Exercise directions - Could you copy out, character for character, the part of the entries that opens with their very first line and closes with the line containing "sidebar-group-delivery: Delivery —", including both of those lines?
----------------------------------------
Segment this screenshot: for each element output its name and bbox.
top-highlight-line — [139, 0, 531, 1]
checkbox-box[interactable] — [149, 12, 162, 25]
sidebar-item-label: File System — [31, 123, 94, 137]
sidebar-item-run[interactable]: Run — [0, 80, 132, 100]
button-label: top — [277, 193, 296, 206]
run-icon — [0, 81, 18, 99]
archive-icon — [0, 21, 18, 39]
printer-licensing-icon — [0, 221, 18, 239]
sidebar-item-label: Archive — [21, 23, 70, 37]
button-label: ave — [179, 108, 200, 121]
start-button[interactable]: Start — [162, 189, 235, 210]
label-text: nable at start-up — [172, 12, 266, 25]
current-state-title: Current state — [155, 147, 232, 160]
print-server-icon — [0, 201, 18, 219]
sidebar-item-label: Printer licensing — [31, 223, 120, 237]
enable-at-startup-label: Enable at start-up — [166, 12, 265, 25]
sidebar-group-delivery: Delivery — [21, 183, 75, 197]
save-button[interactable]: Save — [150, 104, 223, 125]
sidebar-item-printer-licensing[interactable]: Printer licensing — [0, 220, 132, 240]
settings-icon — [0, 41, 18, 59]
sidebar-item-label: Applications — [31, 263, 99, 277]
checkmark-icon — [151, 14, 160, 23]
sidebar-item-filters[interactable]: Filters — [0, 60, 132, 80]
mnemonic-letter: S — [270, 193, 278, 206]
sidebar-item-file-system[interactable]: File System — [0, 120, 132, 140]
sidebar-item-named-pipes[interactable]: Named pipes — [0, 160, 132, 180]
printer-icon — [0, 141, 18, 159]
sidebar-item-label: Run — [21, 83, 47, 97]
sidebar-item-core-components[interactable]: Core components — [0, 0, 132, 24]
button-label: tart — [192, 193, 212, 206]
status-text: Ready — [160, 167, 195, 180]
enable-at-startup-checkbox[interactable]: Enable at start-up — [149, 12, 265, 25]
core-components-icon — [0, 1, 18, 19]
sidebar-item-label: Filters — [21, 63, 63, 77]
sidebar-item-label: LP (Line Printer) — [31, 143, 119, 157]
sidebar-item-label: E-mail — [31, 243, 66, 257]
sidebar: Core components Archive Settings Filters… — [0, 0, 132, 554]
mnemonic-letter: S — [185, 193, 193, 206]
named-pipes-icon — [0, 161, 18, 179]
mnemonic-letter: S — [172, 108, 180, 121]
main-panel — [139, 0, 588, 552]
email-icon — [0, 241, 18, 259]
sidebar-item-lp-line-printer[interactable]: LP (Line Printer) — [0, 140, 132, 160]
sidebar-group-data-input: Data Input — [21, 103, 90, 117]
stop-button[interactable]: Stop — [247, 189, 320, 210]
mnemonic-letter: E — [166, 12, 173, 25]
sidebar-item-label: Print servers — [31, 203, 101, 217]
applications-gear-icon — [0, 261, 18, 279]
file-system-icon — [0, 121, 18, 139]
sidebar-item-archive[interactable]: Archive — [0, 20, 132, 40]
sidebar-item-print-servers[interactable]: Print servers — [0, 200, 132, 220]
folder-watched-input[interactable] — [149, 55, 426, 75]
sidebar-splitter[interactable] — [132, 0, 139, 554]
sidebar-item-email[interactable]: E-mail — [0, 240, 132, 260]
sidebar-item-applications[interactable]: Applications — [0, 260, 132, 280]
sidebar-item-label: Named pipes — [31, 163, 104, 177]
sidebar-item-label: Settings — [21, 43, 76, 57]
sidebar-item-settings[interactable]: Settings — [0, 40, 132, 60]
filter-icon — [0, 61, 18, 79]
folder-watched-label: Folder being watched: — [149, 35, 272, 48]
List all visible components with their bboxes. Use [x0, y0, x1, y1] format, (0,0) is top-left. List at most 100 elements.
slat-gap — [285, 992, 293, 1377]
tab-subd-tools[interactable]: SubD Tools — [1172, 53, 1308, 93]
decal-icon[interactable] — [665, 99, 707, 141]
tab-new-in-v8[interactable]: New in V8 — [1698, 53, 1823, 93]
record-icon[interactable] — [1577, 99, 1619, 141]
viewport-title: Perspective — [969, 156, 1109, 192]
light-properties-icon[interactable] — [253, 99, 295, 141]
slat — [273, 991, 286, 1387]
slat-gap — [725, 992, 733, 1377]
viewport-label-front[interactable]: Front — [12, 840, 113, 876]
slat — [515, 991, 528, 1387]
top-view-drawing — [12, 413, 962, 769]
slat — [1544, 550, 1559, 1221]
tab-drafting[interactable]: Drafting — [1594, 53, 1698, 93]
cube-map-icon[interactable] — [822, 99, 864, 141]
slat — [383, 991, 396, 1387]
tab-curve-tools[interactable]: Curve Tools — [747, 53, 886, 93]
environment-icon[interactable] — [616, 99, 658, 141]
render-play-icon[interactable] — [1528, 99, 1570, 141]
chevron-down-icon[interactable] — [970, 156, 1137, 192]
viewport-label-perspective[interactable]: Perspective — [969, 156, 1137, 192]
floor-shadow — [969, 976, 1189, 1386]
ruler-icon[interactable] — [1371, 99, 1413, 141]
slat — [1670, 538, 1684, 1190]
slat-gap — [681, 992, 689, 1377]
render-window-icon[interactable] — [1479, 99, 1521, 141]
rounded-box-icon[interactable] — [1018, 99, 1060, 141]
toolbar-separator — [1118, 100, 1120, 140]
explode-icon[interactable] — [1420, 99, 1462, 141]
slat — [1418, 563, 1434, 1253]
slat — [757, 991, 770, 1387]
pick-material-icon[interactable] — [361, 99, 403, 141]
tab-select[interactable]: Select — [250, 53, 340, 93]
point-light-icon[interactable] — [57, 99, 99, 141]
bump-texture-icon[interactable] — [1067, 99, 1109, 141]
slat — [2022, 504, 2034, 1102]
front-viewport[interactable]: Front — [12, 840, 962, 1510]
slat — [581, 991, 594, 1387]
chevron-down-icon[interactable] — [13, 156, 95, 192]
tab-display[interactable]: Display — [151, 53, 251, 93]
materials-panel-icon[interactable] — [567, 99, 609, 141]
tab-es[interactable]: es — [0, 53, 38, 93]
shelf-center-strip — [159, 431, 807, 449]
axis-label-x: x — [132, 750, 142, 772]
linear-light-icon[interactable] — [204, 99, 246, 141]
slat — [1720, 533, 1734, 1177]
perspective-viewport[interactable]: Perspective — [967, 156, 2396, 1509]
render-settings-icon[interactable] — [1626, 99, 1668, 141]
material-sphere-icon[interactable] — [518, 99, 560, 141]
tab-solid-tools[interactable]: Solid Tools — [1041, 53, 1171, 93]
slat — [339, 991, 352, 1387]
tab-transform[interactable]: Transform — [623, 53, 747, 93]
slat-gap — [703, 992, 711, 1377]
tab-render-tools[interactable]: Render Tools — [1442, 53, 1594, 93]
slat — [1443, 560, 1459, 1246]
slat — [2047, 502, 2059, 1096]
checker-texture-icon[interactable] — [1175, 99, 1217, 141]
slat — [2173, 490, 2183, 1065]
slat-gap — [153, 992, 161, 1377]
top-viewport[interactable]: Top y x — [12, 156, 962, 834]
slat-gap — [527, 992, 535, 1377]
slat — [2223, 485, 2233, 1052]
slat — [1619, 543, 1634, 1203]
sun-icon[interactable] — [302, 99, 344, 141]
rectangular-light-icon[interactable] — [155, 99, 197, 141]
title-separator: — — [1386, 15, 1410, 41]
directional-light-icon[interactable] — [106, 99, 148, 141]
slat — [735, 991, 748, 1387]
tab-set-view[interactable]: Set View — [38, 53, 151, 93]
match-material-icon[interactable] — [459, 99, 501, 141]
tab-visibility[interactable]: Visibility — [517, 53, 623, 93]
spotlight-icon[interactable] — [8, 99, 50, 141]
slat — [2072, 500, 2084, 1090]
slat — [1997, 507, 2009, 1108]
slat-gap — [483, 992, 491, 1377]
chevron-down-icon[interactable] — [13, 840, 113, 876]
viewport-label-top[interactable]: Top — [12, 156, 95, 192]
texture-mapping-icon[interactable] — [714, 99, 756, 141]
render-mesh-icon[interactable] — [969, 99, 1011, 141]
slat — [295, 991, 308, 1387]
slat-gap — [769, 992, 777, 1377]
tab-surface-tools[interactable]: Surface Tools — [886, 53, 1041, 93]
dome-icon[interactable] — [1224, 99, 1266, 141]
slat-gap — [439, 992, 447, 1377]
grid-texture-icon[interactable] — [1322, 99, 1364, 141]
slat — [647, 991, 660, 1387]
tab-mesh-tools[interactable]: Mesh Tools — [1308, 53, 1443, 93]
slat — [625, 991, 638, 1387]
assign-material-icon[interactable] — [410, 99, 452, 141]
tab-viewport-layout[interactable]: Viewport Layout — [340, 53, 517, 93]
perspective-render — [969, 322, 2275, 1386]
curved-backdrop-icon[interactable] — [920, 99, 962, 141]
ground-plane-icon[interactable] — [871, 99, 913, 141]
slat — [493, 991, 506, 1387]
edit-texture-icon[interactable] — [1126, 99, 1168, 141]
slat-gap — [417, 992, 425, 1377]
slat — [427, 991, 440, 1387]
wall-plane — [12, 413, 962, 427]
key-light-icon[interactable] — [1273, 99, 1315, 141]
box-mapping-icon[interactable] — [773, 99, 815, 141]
----------------------------------------
The completed task -
Segment this screenshot: for each element output its name and bbox.
top-highlight-line — [139, 0, 531, 1]
checkbox-box[interactable] — [149, 12, 162, 25]
sidebar-item-label: File System — [31, 123, 94, 137]
sidebar-item-run[interactable]: Run — [0, 80, 132, 100]
button-label: top — [277, 193, 296, 206]
run-icon — [0, 81, 18, 99]
archive-icon — [0, 21, 18, 39]
printer-licensing-icon — [0, 221, 18, 239]
sidebar-item-label: Archive — [21, 23, 70, 37]
button-label: ave — [179, 108, 200, 121]
start-button[interactable]: Start — [162, 189, 235, 210]
label-text: nable at start-up — [172, 12, 266, 25]
current-state-title: Current state — [155, 147, 232, 160]
print-server-icon — [0, 201, 18, 219]
sidebar-item-label: Printer licensing — [31, 223, 120, 237]
enable-at-startup-label: Enable at start-up — [166, 12, 265, 25]
sidebar-group-delivery: Delivery — [21, 183, 75, 197]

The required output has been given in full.